Work to do: Among the records that follow, count the lines with the string "požádán"; report only that count.

Data extracted from a collection:
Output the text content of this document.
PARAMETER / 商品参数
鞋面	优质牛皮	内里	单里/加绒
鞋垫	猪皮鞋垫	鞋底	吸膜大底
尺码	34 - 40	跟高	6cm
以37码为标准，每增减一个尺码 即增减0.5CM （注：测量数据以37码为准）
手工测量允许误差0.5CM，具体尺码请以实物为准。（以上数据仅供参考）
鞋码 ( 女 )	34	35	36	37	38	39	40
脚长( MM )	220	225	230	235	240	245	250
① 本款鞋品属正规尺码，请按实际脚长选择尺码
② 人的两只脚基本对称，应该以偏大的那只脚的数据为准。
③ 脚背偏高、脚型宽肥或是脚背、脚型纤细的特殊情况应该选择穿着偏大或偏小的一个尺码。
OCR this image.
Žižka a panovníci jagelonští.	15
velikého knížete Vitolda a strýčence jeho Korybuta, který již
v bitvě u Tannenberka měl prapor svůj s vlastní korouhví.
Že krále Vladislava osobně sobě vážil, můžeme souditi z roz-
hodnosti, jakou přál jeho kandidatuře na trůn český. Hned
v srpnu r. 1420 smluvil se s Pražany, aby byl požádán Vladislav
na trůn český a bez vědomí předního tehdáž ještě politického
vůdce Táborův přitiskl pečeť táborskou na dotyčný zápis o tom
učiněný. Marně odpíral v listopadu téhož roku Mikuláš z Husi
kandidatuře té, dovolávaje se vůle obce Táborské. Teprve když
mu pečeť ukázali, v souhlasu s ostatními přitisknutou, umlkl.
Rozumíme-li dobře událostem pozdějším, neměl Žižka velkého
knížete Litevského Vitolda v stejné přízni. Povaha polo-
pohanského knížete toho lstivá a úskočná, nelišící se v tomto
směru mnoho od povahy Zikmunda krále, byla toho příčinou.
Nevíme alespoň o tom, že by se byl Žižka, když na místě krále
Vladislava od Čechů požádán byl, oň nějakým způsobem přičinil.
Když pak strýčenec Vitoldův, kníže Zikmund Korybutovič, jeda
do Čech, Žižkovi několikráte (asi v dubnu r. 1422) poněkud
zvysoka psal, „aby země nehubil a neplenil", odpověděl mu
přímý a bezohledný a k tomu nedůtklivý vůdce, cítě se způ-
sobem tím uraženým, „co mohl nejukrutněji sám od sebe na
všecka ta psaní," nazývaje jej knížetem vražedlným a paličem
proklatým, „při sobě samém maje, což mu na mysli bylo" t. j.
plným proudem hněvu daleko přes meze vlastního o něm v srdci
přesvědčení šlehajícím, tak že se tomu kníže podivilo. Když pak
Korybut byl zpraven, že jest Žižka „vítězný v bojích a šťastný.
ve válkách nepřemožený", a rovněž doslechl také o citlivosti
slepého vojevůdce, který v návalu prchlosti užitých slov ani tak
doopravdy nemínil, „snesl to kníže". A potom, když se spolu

The response: 2